## EXERCISE BRIEF:
Copy, in full, each line of the material that holds the word "конкурса".

## MATERIAL FOR THE TASK:
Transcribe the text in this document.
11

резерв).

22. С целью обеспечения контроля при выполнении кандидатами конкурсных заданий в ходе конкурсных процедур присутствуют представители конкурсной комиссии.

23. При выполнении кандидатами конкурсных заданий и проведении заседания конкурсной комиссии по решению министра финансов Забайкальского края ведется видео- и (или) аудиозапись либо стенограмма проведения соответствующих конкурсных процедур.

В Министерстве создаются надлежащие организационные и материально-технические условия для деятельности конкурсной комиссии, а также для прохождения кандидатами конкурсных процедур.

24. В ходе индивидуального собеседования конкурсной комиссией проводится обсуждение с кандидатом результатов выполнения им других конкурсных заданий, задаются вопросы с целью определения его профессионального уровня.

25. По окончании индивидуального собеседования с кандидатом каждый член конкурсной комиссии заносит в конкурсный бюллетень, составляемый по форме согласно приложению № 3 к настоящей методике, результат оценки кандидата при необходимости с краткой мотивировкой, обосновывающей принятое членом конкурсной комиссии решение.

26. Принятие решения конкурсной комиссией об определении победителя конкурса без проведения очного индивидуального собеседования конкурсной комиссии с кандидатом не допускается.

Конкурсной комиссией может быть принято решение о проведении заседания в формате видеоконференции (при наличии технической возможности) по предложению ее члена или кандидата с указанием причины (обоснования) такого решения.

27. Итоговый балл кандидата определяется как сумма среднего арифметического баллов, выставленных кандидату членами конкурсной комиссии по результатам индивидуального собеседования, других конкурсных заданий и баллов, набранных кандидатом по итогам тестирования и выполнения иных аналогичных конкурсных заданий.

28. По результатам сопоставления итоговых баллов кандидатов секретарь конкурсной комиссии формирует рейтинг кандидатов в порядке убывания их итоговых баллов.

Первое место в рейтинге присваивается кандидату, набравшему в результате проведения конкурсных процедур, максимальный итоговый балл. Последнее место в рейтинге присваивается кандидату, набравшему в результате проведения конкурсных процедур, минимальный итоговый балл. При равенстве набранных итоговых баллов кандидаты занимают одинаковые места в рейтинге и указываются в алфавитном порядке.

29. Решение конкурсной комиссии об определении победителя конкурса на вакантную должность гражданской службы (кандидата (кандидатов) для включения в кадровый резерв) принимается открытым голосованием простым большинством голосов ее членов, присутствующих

## SOLUTION TO THIS EXERCISE:
26. Принятие решения конкурсной комиссией об определении победителя конкурса без проведения очного индивидуального собеседования конкурсной комиссии с кандидатом не допускается.
29. Решение конкурсной комиссии об определении победителя конкурса на вакантную должность гражданской службы (кандидата (кандидатов) для включения в кадровый резерв) принимается открытым голосованием простым большинством голосов ее членов, присутствующих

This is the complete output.